=== Problem ===
Output the full listing word for word.

★ ★ ★

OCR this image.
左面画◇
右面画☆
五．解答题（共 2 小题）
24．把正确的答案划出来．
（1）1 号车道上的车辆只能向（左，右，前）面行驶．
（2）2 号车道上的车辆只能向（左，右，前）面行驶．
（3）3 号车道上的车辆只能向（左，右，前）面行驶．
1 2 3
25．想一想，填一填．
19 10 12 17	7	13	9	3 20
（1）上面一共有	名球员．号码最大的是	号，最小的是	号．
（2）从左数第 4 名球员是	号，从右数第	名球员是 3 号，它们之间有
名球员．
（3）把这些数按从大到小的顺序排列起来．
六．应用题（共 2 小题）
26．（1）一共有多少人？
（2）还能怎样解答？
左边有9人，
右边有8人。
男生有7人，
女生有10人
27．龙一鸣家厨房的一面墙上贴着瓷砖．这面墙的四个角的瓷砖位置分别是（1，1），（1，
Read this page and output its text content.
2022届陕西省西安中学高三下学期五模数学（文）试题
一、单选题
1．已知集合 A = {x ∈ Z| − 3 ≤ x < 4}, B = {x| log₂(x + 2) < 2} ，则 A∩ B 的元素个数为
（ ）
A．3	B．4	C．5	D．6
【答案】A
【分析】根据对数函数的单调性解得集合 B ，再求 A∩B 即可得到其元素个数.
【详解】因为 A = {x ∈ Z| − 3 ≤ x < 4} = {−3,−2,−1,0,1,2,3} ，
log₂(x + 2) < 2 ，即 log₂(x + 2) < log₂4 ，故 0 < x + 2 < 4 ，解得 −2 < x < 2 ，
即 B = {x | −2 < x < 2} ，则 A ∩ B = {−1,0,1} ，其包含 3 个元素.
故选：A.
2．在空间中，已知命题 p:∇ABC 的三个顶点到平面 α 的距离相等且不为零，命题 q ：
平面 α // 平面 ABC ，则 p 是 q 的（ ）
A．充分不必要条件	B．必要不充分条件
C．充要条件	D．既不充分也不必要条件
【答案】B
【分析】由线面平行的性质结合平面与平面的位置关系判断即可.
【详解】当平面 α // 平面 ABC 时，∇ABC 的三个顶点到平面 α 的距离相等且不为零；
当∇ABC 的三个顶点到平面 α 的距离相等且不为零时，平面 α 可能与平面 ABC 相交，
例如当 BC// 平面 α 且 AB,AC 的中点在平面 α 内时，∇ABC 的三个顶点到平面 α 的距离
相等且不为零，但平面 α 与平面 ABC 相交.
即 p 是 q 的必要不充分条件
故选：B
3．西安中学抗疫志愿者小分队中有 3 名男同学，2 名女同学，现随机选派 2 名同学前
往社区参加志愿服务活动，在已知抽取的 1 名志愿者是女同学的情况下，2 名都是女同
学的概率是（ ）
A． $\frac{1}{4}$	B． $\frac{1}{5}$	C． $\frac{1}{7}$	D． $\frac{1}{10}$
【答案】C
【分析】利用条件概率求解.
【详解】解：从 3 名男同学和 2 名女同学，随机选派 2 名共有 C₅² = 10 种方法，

★ ★ ★

=== Response to the task ===
OCR this image.
左面画◇
右面画☆
五．解答题（共 2 小题）
24．把正确的答案划出来．
（1）1 号车道上的车辆只能向（左，右，前）面行驶．
（2）2 号车道上的车辆只能向（左，右，前）面行驶．
（3）3 号车道上的车辆只能向（左，右，前）面行驶．
1 2 3
25．想一想，填一填．
19 10 12 17	7	13	9	3 20
（1）上面一共有	名球员．号码最大的是	号，最小的是	号．
（2）从左数第 4 名球员是	号，从右数第	名球员是 3 号，它们之间有
名球员．
（3）把这些数按从大到小的顺序排列起来．
六．应用题（共 2 小题）
26．（1）一共有多少人？
（2）还能怎样解答？
左边有9人，
右边有8人。
男生有7人，
女生有10人
27．龙一鸣家厨房的一面墙上贴着瓷砖．这面墙的四个角的瓷砖位置分别是（1，1），（1，
Read this page and output its text content.
2022届陕西省西安中学高三下学期五模数学（文）试题
一、单选题
1．已知集合 A = {x ∈ Z| − 3 ≤ x < 4}, B = {x| log₂(x + 2) < 2} ，则 A∩ B 的元素个数为
（ ）
A．3	B．4	C．5	D．6
【答案】A
【分析】根据对数函数的单调性解得集合 B ，再求 A∩B 即可得到其元素个数.
【详解】因为 A = {x ∈ Z| − 3 ≤ x < 4} = {−3,−2,−1,0,1,2,3} ，
log₂(x + 2) < 2 ，即 log₂(x + 2) < log₂4 ，故 0 < x + 2 < 4 ，解得 −2 < x < 2 ，
即 B = {x | −2 < x < 2} ，则 A ∩ B = {−1,0,1} ，其包含 3 个元素.
故选：A.
2．在空间中，已知命题 p:∇ABC 的三个顶点到平面 α 的距离相等且不为零，命题 q ：
平面 α // 平面 ABC ，则 p 是 q 的（ ）
A．充分不必要条件	B．必要不充分条件
C．充要条件	D．既不充分也不必要条件
【答案】B
【分析】由线面平行的性质结合平面与平面的位置关系判断即可.
【详解】当平面 α // 平面 ABC 时，∇ABC 的三个顶点到平面 α 的距离相等且不为零；
当∇ABC 的三个顶点到平面 α 的距离相等且不为零时，平面 α 可能与平面 ABC 相交，
例如当 BC// 平面 α 且 AB,AC 的中点在平面 α 内时，∇ABC 的三个顶点到平面 α 的距离
相等且不为零，但平面 α 与平面 ABC 相交.
即 p 是 q 的必要不充分条件
故选：B
3．西安中学抗疫志愿者小分队中有 3 名男同学，2 名女同学，现随机选派 2 名同学前
往社区参加志愿服务活动，在已知抽取的 1 名志愿者是女同学的情况下，2 名都是女同
学的概率是（ ）
A． $\frac{1}{4}$	B． $\frac{1}{5}$	C． $\frac{1}{7}$	D． $\frac{1}{10}$
【答案】C
【分析】利用条件概率求解.
【详解】解：从 3 名男同学和 2 名女同学，随机选派 2 名共有 C₅² = 10 种方法，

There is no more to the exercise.